== Text shown ==

Rising demand for Pinot has brought many new brands into the market, and much of the swelling middle ground bears little resemblance to California Pinot’s traditional flavor profile; to varying degrees, the new Pinot profile has done away with Pinot’s delicacy, its haunting subtlety, and replaced it with darker fruit, a more obvious, extracted style, huge ripeness and alcohol levels, and generally more masculine features.  Some of these new wines taste more like Syrah than Pinot, and their winemakers are generally proud of that fact.  It’s hard to fault these wines for not being yummy, since many of them are, but they’re hardly distinctive–and Pinot’s calling card, after all, is terroir expression, its extraordinary ability to convey a sense of place. 

Some purists have questioned the ‘Pinot-ness’ of these new wines.  Josh Jenson of the Calera Winery on Mt. Harlan likens them to ‘extreme sports.’  But Brian Loring, whose Loring Wine Company is based in the Santa Rita Hills but who makes wines from all over the state, strenuously disagrees.  ‘People’s idea of what was right ten years ago might not be true for the area,’ he points out.  ‘It’s not that they don’t show terroir–it’s just that we have a new definition of terroir.’ For a variety of reasons, some of them conflicting, Loring may be right.

===

*Task statement*.
Summarize the passage about California Pinot in two sentences.

== Dataset excerpt ==

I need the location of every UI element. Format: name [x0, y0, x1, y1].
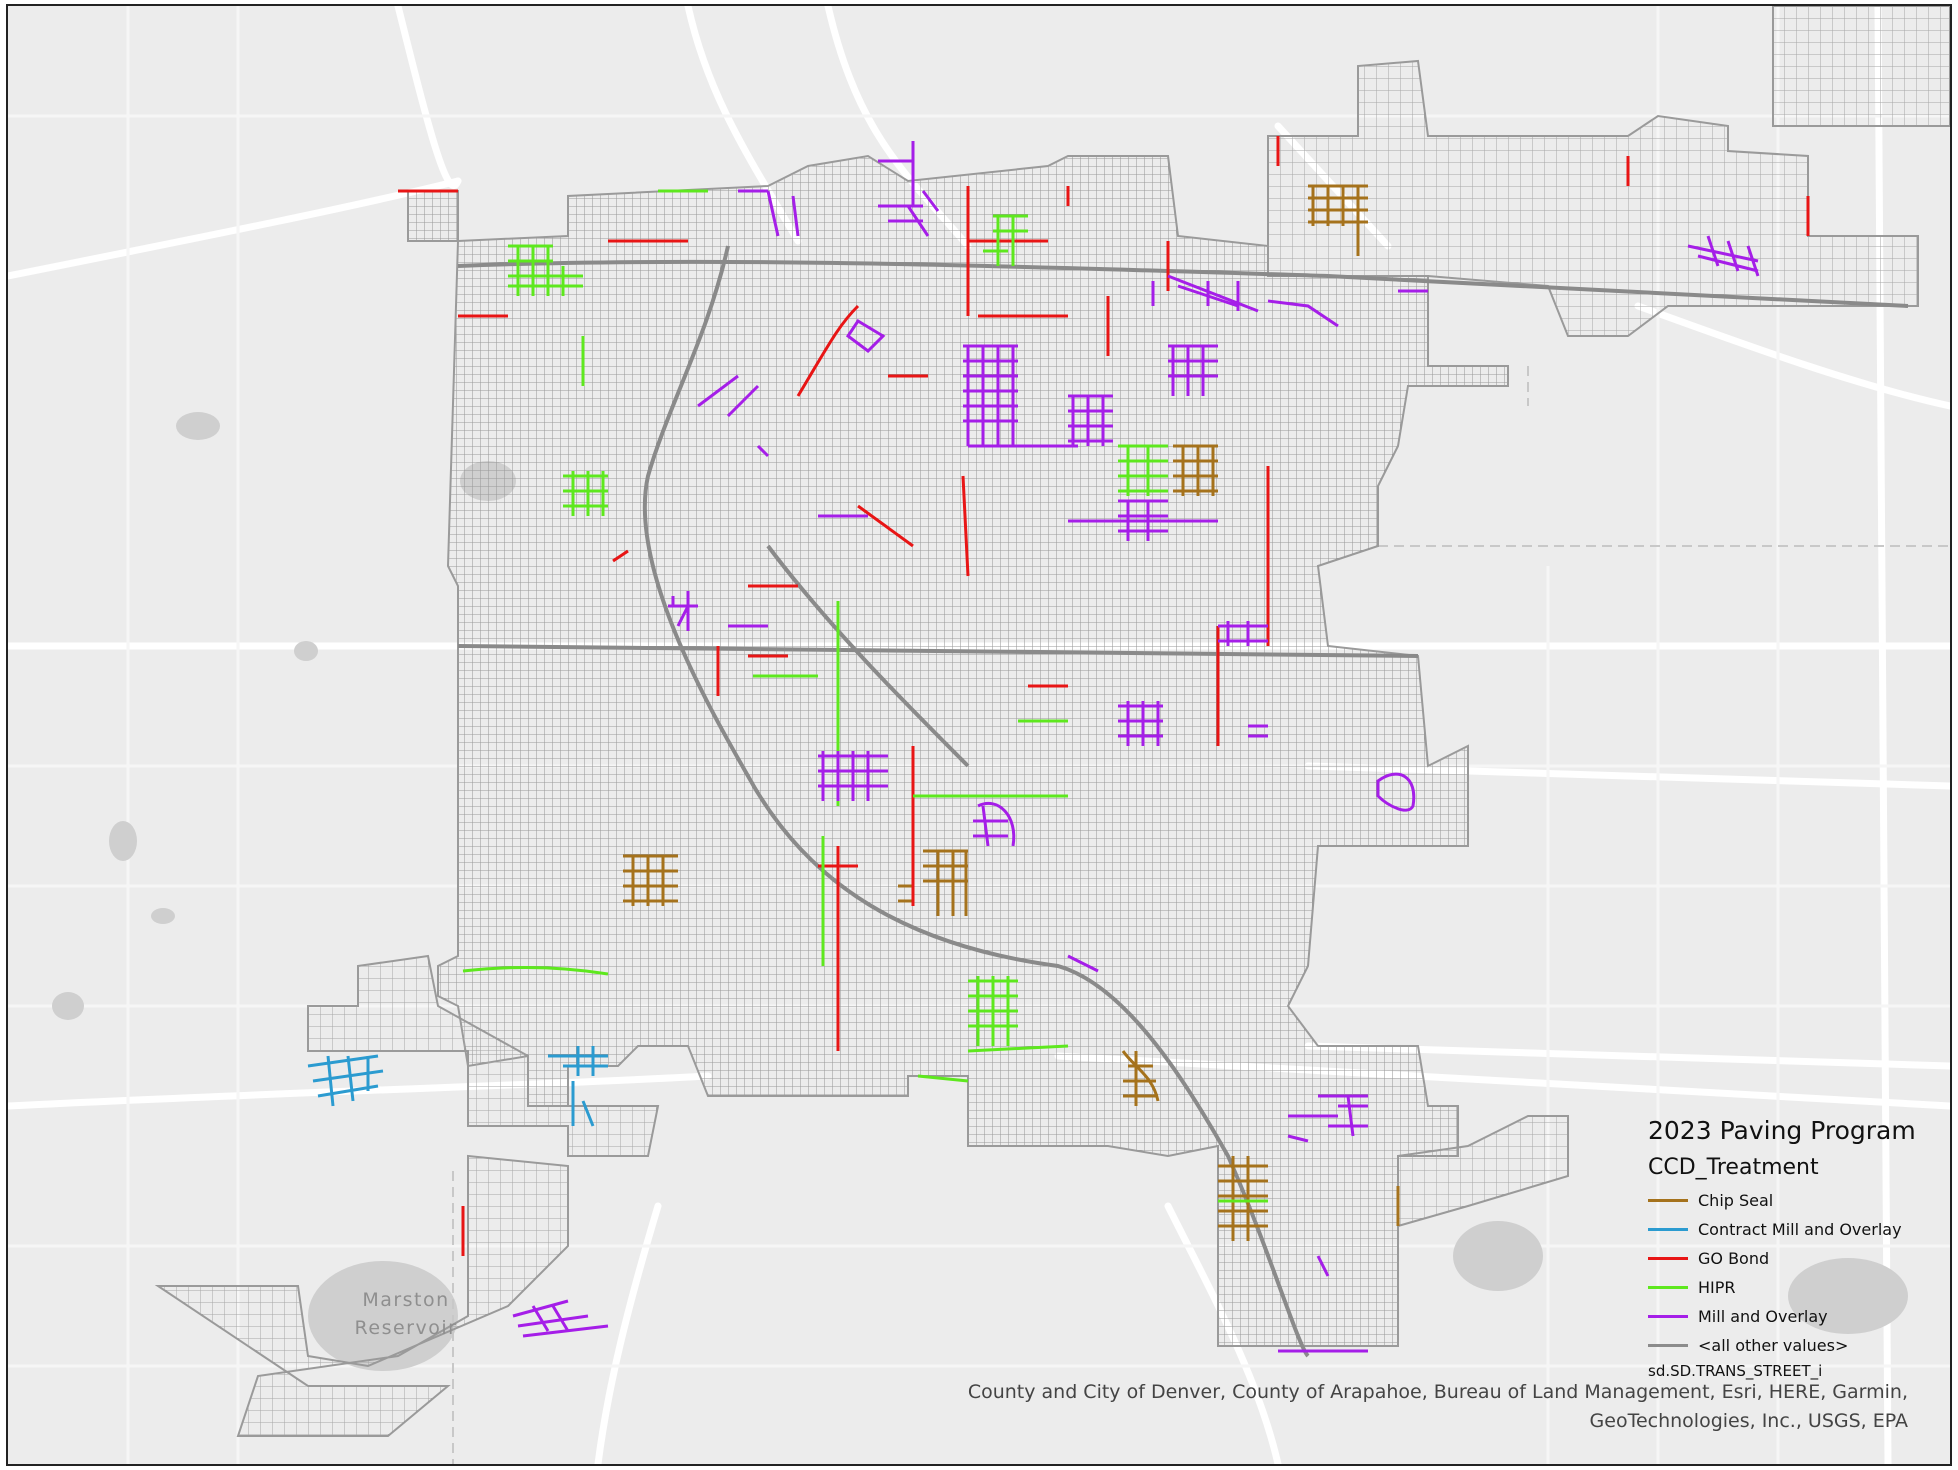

===

*Answer to the task*.
Rising demand for Pinot has brought in new brands whose wines replace the traditional delicacy and subtlety with darker fruit, an extracted style, and high ripeness and alcohol, making them tasty but hardly distinctive for a grape whose calling card is terroir expression. Some purists question the "Pinot-ness" of these wines, but Brian Loring of Loring Wine Company argues that they do show terroir under a new definition of it.